:: GIVEN INSTRUCTION ::
Restate each entry word for word, leaving nothing out.

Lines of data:
[start]

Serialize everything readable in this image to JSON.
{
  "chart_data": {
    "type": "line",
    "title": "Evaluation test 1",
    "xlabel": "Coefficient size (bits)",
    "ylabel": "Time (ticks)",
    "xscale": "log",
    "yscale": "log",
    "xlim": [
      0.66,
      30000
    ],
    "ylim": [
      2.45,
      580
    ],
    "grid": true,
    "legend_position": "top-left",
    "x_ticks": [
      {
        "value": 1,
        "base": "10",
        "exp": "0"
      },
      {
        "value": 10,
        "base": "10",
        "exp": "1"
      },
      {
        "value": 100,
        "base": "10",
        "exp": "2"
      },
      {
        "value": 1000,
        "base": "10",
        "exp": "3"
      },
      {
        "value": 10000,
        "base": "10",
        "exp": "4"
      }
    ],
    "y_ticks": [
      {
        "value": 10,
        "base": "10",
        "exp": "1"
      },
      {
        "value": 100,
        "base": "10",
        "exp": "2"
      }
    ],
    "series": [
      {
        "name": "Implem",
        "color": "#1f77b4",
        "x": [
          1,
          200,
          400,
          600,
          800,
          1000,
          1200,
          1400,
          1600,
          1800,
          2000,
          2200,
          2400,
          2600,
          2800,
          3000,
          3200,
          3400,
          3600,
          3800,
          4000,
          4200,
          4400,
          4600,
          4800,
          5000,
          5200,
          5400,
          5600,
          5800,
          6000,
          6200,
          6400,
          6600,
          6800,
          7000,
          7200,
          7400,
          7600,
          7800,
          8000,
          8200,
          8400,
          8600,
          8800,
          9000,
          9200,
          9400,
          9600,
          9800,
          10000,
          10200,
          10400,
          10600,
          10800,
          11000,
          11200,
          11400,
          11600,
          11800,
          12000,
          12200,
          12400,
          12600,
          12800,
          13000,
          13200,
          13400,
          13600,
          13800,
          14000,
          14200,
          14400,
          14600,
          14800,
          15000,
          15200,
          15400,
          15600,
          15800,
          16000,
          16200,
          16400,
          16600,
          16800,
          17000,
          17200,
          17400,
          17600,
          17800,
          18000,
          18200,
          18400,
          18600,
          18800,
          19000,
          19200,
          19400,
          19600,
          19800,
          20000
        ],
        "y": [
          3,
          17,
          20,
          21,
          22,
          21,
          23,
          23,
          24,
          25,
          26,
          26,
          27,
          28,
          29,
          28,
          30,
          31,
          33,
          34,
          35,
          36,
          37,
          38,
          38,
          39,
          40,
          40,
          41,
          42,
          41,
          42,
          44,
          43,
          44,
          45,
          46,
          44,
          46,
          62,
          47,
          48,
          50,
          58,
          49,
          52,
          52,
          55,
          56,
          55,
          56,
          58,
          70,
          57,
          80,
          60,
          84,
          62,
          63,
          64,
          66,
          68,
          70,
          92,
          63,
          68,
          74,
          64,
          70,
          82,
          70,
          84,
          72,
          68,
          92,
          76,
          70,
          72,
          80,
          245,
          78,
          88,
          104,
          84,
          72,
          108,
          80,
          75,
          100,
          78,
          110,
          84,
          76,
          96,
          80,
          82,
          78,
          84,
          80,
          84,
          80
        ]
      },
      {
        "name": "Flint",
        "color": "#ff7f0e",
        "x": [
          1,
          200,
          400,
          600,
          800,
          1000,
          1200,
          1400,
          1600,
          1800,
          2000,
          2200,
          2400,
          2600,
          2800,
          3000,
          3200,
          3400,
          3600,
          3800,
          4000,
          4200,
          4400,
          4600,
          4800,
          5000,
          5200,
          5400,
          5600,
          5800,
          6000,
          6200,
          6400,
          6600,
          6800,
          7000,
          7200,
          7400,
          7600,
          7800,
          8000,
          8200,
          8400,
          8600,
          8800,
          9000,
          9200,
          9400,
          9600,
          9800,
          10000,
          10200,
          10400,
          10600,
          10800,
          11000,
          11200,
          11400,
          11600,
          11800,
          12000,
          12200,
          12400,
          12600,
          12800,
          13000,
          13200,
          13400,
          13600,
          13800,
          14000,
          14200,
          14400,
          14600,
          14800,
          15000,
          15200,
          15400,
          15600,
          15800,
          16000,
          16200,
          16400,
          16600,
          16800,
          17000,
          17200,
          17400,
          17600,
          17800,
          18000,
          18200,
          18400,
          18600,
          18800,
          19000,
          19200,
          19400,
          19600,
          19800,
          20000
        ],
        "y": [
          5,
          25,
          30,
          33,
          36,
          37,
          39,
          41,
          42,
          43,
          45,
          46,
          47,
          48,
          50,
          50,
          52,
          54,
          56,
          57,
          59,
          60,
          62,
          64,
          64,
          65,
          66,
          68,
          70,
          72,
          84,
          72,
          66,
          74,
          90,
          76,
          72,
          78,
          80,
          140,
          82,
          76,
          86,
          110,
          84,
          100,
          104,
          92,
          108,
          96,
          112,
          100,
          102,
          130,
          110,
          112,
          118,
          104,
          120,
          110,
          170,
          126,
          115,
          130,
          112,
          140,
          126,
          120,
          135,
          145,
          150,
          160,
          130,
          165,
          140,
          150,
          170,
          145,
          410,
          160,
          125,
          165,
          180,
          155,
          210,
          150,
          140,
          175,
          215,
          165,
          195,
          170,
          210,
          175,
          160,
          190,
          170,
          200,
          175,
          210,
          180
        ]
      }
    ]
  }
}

[end]

:: EXPECTED OUTPUT ::
Serialize everything readable in this image to JSON.
{
  "chart_data": {
    "type": "line",
    "title": "Evaluation test 1",
    "xlabel": "Coefficient size (bits)",
    "ylabel": "Time (ticks)",
    "xscale": "log",
    "yscale": "log",
    "xlim": [
      0.66,
      30000
    ],
    "ylim": [
      2.45,
      580
    ],
    "grid": true,
    "legend_position": "top-left",
    "x_ticks": [
      {
        "value": 1,
        "base": "10",
        "exp": "0"
      },
      {
        "value": 10,
        "base": "10",
        "exp": "1"
      },
      {
        "value": 100,
        "base": "10",
        "exp": "2"
      },
      {
        "value": 1000,
        "base": "10",
        "exp": "3"
      },
      {
        "value": 10000,
        "base": "10",
        "exp": "4"
      }
    ],
    "y_ticks": [
      {
        "value": 10,
        "base": "10",
        "exp": "1"
      },
      {
        "value": 100,
        "base": "10",
        "exp": "2"
      }
    ],
    "series": [
      {
        "name": "Implem",
        "color": "#1f77b4",
        "x": [
          1,
          200,
          400,
          600,
          800,
          1000,
          1200,
          1400,
          1600,
          1800,
          2000,
          2200,
          2400,
          2600,
          2800,
          3000,
          3200,
          3400,
          3600,
          3800,
          4000,
          4200,
          4400,
          4600,
          4800,
          5000,
          5200,
          5400,
          5600,
          5800,
          6000,
          6200,
          6400,
          6600,
          6800,
          7000,
          7200,
          7400,
          7600,
          7800,
          8000,
          8200,
          8400,
          8600,
          8800,
          9000,
          9200,
          9400,
          9600,
          9800,
          10000,
          10200,
          10400,
          10600,
          10800,
          11000,
          11200,
          11400,
          11600,
          11800,
          12000,
          12200,
          12400,
          12600,
          12800,
          13000,
          13200,
          13400,
          13600,
          13800,
          14000,
          14200,
          14400,
          14600,
          14800,
          15000,
          15200,
          15400,
          15600,
          15800,
          16000,
          16200,
          16400,
          16600,
          16800,
          17000,
          17200,
          17400,
          17600,
          17800,
          18000,
          18200,
          18400,
          18600,
          18800,
          19000,
          19200,
          19400,
          19600,
          19800,
          20000
        ],
        "y": [
          3,
          17,
          20,
          21,
          22,
          21,
          23,
          23,
          24,
          25,
          26,
          26,
          27,
          28,
          29,
          28,
          30,
          31,
          33,
          34,
          35,
          36,
          37,
          38,
          38,
          39,
          40,
          40,
          41,
          42,
          41,
          42,
          44,
          43,
          44,
          45,
          46,
          44,
          46,
          62,
          47,
          48,
          50,
          58,
          49,
          52,
          52,
          55,
          56,
          55,
          56,
          58,
          70,
          57,
          80,
          60,
          84,
          62,
          63,
          64,
          66,
          68,
          70,
          92,
          63,
          68,
          74,
          64,
          70,
          82,
          70,
          84,
          72,
          68,
          92,
          76,
          70,
          72,
          80,
          245,
          78,
          88,
          104,
          84,
          72,
          108,
          80,
          75,
          100,
          78,
          110,
          84,
          76,
          96,
          80,
          82,
          78,
          84,
          80,
          84,
          80
        ]
      },
      {
        "name": "Flint",
        "color": "#ff7f0e",
        "x": [
          1,
          200,
          400,
          600,
          800,
          1000,
          1200,
          1400,
          1600,
          1800,
          2000,
          2200,
          2400,
          2600,
          2800,
          3000,
          3200,
          3400,
          3600,
          3800,
          4000,
          4200,
          4400,
          4600,
          4800,
          5000,
          5200,
          5400,
          5600,
          5800,
          6000,
          6200,
          6400,
          6600,
          6800,
          7000,
          7200,
          7400,
          7600,
          7800,
          8000,
          8200,
          8400,
          8600,
          8800,
          9000,
          9200,
          9400,
          9600,
          9800,
          10000,
          10200,
          10400,
          10600,
          10800,
          11000,
          11200,
          11400,
          11600,
          11800,
          12000,
          12200,
          12400,
          12600,
          12800,
          13000,
          13200,
          13400,
          13600,
          13800,
          14000,
          14200,
          14400,
          14600,
          14800,
          15000,
          15200,
          15400,
          15600,
          15800,
          16000,
          16200,
          16400,
          16600,
          16800,
          17000,
          17200,
          17400,
          17600,
          17800,
          18000,
          18200,
          18400,
          18600,
          18800,
          19000,
          19200,
          19400,
          19600,
          19800,
          20000
        ],
        "y": [
          5,
          25,
          30,
          33,
          36,
          37,
          39,
          41,
          42,
          43,
          45,
          46,
          47,
          48,
          50,
          50,
          52,
          54,
          56,
          57,
          59,
          60,
          62,
          64,
          64,
          65,
          66,
          68,
          70,
          72,
          84,
          72,
          66,
          74,
          90,
          76,
          72,
          78,
          80,
          140,
          82,
          76,
          86,
          110,
          84,
          100,
          104,
          92,
          108,
          96,
          112,
          100,
          102,
          130,
          110,
          112,
          118,
          104,
          120,
          110,
          170,
          126,
          115,
          130,
          112,
          140,
          126,
          120,
          135,
          145,
          150,
          160,
          130,
          165,
          140,
          150,
          170,
          145,
          410,
          160,
          125,
          165,
          180,
          155,
          210,
          150,
          140,
          175,
          215,
          165,
          195,
          170,
          210,
          175,
          160,
          190,
          170,
          200,
          175,
          210,
          180
        ]
      }
    ]
  }
}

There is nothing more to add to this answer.